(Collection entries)
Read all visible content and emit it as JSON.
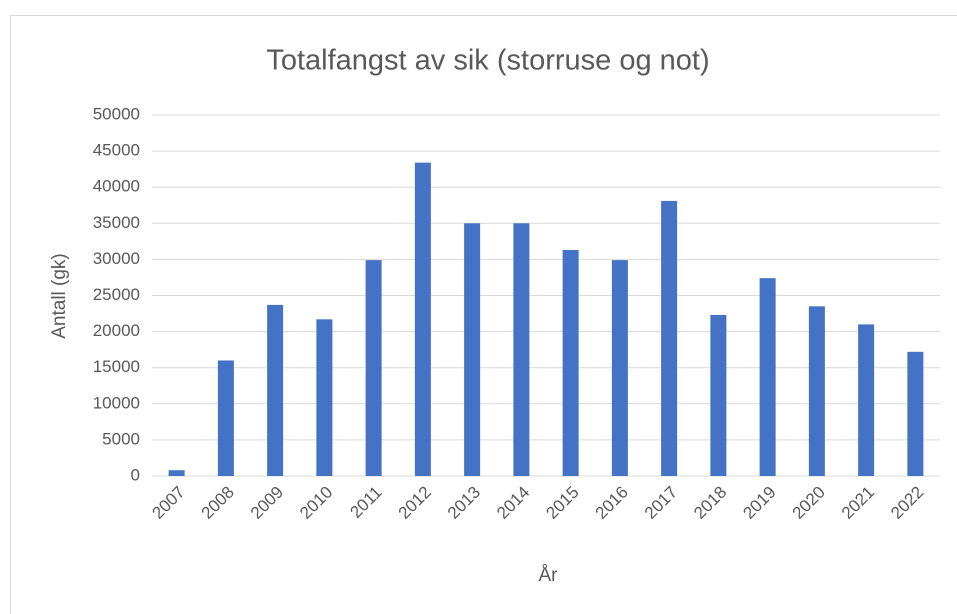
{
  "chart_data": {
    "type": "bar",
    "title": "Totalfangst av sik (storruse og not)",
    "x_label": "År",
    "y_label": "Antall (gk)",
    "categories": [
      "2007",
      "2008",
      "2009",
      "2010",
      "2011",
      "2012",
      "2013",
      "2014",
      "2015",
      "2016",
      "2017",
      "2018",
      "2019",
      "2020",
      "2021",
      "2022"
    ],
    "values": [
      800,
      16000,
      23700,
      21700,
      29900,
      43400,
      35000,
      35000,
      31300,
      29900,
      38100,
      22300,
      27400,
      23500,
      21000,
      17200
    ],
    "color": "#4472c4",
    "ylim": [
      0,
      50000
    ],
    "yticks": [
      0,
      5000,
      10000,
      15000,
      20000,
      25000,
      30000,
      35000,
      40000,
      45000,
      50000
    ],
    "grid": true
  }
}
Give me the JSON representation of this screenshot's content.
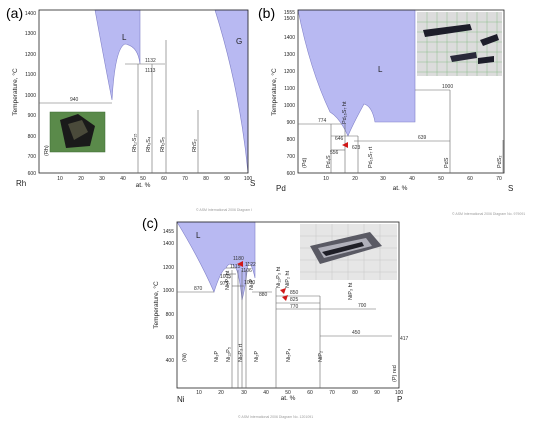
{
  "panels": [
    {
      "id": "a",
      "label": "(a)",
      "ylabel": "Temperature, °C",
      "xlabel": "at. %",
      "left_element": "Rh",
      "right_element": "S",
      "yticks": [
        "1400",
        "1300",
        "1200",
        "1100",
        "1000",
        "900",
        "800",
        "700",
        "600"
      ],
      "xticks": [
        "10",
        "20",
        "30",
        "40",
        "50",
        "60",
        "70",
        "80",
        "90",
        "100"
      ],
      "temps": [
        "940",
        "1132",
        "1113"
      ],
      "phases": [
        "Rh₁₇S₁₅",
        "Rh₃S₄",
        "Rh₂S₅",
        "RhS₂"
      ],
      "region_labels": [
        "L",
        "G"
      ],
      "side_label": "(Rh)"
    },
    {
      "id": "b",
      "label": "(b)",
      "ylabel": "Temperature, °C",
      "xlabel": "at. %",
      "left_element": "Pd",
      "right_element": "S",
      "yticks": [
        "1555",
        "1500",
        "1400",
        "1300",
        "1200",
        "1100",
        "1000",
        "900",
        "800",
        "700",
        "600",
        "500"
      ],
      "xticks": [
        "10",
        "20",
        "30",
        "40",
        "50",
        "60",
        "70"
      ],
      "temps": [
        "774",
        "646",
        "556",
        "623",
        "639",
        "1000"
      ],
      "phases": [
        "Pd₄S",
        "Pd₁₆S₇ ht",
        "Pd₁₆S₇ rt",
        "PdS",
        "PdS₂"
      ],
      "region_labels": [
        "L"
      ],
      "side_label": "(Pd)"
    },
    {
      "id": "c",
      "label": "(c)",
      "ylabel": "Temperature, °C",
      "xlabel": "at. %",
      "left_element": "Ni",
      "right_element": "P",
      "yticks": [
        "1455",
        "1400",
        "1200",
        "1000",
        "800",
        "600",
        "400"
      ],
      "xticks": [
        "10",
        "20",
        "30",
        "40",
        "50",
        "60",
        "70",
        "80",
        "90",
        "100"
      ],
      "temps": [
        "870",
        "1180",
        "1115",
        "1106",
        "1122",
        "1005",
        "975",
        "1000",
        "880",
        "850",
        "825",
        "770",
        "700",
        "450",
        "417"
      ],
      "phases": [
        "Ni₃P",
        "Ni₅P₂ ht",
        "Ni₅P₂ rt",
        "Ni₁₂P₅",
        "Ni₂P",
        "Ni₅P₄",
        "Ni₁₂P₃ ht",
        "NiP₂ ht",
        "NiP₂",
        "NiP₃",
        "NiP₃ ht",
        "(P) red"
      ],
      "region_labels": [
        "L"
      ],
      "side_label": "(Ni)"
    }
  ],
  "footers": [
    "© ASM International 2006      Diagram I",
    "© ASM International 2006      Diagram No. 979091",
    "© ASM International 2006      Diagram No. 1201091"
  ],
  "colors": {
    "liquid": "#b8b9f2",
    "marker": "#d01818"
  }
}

...

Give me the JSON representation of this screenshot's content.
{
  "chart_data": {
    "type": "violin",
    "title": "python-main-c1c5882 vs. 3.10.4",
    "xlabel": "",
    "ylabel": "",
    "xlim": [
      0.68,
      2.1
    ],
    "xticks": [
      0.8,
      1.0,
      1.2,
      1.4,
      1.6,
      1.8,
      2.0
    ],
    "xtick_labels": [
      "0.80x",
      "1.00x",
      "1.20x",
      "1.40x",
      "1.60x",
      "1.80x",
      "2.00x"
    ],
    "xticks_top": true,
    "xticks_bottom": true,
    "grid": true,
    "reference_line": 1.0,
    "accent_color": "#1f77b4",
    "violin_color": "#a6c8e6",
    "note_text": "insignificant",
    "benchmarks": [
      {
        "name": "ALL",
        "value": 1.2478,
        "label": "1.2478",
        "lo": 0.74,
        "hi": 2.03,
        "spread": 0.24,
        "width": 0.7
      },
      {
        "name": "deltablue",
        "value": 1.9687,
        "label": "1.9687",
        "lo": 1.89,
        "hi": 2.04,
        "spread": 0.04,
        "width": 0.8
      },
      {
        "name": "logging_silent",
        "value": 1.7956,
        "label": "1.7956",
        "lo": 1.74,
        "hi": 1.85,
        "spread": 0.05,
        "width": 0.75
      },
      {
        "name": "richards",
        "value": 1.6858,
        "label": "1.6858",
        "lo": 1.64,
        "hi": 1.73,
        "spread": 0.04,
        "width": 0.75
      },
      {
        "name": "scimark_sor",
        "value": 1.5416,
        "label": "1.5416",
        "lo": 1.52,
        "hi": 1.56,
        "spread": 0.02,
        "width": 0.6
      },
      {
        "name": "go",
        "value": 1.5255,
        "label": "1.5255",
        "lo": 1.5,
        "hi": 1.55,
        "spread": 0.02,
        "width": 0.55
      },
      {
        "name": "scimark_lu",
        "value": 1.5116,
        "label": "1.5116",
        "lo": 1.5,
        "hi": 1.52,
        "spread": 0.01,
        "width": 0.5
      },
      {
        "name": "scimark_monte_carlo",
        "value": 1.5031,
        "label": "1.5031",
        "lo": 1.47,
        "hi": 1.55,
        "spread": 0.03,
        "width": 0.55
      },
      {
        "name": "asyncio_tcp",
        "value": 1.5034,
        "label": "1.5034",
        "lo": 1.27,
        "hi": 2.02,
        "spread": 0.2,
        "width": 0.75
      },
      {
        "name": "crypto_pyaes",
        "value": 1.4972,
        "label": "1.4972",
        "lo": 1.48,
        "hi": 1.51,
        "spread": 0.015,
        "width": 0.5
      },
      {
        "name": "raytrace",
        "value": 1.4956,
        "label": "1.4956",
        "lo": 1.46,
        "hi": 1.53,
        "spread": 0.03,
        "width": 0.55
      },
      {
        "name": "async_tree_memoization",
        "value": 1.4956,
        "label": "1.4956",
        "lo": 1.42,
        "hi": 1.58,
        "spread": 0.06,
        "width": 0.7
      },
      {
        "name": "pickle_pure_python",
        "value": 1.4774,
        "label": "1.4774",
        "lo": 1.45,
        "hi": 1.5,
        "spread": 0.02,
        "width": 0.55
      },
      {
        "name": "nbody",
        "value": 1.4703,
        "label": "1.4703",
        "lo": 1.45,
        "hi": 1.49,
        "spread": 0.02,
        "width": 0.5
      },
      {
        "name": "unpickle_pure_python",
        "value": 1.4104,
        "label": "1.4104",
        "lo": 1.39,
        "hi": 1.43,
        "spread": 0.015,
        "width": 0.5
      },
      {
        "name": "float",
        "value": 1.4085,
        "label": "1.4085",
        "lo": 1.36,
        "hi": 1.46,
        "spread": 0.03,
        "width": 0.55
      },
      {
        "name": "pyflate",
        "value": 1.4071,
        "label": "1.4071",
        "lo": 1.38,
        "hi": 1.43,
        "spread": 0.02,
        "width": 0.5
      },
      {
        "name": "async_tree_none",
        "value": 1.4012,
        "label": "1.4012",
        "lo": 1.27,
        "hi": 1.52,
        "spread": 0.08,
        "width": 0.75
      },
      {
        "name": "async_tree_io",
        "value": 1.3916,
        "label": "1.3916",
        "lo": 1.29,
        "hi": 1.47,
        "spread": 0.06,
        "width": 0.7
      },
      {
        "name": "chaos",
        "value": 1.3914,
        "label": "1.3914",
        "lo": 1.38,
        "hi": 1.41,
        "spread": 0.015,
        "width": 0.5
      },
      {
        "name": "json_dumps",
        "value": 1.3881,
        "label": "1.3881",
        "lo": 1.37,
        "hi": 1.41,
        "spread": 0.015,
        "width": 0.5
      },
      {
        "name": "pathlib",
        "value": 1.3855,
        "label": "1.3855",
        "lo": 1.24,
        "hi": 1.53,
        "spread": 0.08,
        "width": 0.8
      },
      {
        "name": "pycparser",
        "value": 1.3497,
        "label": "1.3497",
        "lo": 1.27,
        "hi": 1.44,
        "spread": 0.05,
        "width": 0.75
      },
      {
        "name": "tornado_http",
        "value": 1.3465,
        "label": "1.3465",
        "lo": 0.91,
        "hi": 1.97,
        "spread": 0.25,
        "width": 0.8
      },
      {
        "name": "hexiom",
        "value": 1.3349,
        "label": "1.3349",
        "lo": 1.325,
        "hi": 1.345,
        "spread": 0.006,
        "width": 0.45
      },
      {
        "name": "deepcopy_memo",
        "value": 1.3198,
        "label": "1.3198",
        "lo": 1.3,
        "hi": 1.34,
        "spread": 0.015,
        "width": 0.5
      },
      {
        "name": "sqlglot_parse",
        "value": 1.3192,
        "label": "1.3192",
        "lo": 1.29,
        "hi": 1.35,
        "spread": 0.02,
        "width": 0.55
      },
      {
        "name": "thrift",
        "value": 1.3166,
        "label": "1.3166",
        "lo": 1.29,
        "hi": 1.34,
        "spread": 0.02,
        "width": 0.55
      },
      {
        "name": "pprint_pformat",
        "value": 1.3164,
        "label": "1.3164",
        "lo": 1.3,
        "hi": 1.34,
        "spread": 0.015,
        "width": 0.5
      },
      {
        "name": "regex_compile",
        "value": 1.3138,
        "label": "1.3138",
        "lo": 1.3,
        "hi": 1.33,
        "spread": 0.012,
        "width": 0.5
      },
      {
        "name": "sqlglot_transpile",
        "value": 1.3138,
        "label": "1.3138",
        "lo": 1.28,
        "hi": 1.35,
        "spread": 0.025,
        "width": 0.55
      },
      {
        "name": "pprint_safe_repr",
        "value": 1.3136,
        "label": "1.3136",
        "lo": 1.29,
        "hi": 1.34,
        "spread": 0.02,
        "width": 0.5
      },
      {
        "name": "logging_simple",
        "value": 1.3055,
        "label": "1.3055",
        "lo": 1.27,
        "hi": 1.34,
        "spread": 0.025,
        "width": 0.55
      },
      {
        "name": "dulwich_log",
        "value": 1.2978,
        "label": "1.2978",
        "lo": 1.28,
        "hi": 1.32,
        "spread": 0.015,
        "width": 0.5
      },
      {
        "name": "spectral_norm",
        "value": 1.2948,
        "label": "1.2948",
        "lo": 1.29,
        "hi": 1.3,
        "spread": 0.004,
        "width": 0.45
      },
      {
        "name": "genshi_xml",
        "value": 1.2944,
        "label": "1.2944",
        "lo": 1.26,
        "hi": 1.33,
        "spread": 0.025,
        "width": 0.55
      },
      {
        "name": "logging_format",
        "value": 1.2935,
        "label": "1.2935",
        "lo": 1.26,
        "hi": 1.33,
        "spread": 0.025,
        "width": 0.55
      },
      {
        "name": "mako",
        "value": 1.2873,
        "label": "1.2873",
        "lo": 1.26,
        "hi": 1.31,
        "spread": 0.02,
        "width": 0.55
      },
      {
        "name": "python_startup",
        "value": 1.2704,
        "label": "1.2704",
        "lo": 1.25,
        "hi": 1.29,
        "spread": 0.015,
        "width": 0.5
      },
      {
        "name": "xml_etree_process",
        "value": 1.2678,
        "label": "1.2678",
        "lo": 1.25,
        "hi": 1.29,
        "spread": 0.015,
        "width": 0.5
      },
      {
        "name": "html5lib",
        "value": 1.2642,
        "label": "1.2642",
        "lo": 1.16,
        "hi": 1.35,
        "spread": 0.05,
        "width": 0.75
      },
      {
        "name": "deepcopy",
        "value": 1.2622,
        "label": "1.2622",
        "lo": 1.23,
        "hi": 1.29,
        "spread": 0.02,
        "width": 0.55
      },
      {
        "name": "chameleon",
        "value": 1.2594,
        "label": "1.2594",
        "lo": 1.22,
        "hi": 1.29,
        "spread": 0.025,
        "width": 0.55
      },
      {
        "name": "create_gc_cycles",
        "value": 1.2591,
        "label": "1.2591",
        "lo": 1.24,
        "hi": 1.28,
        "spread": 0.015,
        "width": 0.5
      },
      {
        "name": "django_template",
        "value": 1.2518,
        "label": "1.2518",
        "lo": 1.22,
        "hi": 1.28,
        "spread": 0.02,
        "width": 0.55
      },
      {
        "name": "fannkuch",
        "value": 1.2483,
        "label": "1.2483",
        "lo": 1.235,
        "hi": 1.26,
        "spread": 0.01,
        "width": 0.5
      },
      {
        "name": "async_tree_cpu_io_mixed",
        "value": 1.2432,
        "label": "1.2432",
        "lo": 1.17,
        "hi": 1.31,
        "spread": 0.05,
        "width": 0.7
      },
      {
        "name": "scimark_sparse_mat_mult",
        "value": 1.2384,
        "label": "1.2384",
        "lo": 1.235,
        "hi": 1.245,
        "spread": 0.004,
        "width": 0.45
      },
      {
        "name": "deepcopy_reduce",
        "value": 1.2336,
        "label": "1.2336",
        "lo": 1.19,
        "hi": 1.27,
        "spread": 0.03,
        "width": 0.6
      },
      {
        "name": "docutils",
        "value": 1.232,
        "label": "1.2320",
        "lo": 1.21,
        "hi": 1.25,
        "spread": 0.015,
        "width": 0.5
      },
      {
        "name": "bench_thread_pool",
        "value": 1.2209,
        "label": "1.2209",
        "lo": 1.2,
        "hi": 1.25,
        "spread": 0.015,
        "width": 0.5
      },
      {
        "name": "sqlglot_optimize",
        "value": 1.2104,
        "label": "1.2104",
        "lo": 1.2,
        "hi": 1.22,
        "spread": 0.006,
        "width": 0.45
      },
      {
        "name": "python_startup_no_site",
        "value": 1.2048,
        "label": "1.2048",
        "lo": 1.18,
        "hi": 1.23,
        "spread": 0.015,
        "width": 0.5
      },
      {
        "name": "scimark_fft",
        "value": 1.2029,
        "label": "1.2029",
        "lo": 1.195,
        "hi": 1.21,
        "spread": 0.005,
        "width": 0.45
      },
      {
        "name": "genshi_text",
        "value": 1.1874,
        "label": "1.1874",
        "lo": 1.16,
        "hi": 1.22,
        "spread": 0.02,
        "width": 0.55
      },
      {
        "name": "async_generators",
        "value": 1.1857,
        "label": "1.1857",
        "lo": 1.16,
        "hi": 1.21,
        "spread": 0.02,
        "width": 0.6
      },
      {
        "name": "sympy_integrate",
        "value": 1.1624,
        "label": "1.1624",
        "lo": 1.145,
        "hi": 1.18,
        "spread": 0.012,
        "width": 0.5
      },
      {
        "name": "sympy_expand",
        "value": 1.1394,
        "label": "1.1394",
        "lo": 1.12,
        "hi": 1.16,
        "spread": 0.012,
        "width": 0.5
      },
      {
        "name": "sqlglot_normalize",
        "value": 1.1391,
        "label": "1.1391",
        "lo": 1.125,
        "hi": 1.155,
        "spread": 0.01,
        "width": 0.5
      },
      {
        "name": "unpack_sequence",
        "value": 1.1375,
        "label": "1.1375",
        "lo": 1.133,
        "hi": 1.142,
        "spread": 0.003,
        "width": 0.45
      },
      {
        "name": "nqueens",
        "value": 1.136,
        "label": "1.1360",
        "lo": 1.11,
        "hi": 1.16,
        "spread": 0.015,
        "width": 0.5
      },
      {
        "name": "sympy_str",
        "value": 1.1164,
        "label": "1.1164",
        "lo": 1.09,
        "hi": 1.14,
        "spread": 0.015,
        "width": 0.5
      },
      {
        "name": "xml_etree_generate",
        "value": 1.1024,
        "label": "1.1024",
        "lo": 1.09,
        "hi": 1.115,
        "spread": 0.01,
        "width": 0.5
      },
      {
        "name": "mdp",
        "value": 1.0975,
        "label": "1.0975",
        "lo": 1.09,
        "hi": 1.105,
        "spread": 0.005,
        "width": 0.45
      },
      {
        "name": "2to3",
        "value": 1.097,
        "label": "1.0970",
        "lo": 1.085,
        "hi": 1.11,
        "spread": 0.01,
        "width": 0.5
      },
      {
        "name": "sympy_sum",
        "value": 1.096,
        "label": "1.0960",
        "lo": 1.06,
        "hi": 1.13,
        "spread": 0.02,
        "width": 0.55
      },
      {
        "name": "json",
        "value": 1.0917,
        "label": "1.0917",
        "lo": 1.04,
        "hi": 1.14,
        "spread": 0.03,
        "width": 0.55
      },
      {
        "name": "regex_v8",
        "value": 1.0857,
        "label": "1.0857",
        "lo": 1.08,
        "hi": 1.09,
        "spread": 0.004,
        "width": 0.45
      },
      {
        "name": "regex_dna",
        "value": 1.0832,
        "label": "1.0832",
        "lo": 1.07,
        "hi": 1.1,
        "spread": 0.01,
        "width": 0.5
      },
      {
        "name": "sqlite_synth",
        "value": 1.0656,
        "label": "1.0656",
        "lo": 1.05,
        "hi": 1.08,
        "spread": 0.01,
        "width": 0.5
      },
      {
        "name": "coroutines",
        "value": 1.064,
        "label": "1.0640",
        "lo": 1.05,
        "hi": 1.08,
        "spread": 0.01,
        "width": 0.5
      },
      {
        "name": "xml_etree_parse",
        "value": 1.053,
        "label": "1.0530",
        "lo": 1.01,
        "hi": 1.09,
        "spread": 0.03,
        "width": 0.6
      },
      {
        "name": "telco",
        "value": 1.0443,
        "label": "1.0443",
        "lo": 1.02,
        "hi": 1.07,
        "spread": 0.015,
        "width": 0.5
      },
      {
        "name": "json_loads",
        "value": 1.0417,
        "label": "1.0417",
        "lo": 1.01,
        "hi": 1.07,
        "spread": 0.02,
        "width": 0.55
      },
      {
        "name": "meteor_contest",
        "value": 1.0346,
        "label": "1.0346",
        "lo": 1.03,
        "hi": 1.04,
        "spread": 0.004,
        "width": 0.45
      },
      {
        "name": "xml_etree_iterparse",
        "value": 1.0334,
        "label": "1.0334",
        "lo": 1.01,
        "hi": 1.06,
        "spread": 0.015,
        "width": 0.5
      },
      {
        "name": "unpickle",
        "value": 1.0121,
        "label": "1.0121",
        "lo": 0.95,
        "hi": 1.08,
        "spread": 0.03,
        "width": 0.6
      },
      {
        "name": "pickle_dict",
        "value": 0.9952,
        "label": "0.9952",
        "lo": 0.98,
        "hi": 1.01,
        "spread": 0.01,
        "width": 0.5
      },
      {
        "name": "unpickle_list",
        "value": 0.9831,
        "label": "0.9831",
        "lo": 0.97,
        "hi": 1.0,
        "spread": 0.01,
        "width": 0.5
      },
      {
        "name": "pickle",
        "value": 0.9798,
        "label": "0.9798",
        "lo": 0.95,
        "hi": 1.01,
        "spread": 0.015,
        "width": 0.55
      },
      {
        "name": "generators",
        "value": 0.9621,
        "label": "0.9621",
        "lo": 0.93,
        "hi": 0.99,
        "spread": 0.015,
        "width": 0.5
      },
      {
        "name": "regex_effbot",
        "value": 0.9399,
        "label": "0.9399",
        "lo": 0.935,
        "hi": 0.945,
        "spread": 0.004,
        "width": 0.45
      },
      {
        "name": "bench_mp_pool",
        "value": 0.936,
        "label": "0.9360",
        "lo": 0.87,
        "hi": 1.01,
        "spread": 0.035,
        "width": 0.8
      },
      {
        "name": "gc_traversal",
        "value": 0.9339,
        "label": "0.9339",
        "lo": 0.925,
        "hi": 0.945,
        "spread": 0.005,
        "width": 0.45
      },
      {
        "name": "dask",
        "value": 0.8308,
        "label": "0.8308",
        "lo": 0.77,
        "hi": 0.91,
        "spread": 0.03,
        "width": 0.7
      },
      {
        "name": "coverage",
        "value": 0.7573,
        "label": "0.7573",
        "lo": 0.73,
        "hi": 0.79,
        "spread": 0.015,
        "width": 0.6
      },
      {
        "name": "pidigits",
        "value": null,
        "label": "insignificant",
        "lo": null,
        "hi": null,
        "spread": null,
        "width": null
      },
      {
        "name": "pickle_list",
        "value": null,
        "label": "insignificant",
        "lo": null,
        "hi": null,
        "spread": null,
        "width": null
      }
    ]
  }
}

* * *

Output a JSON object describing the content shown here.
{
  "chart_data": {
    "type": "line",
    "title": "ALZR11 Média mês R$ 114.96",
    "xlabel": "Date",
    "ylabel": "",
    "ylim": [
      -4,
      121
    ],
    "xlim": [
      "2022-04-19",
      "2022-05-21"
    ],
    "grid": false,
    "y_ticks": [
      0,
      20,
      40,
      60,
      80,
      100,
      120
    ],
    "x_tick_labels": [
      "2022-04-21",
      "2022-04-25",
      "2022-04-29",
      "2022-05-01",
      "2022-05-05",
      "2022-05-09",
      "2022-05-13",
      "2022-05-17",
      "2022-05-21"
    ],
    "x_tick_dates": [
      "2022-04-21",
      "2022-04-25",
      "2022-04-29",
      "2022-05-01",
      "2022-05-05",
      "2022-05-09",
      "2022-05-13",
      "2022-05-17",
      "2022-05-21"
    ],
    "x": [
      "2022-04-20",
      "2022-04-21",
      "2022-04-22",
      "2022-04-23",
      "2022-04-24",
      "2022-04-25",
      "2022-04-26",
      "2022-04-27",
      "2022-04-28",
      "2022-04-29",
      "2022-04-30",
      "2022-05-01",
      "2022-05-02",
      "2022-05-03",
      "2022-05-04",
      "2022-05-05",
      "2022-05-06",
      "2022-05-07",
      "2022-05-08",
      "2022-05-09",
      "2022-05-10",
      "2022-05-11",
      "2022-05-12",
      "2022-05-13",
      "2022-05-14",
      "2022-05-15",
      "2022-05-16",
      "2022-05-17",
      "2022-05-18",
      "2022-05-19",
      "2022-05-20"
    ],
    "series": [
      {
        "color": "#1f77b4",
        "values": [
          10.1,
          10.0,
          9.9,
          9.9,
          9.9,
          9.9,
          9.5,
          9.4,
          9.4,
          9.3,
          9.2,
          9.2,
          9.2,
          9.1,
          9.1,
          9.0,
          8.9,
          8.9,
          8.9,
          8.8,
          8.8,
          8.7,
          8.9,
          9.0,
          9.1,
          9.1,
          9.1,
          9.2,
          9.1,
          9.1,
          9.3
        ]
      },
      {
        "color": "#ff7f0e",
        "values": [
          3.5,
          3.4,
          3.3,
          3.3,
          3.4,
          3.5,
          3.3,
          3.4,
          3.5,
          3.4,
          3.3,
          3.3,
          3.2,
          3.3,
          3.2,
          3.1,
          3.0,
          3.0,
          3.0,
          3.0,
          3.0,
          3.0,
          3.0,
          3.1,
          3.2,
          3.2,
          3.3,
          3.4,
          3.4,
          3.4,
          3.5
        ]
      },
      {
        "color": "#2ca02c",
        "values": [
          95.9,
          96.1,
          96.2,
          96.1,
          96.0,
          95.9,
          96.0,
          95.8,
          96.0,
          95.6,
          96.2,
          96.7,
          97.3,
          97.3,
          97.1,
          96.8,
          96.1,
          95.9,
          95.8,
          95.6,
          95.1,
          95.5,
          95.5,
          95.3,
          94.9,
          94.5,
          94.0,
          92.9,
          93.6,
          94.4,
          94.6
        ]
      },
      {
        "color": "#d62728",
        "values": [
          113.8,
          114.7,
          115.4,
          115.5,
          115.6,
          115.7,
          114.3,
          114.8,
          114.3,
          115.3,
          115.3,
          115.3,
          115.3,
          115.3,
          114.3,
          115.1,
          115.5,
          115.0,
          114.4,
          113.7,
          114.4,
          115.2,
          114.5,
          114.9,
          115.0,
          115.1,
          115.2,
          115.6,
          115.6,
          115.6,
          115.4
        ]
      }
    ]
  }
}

--- Required work ---
Count every line of the records that holds "content". State the number, nothing else.

--- Answer to this problem ---
4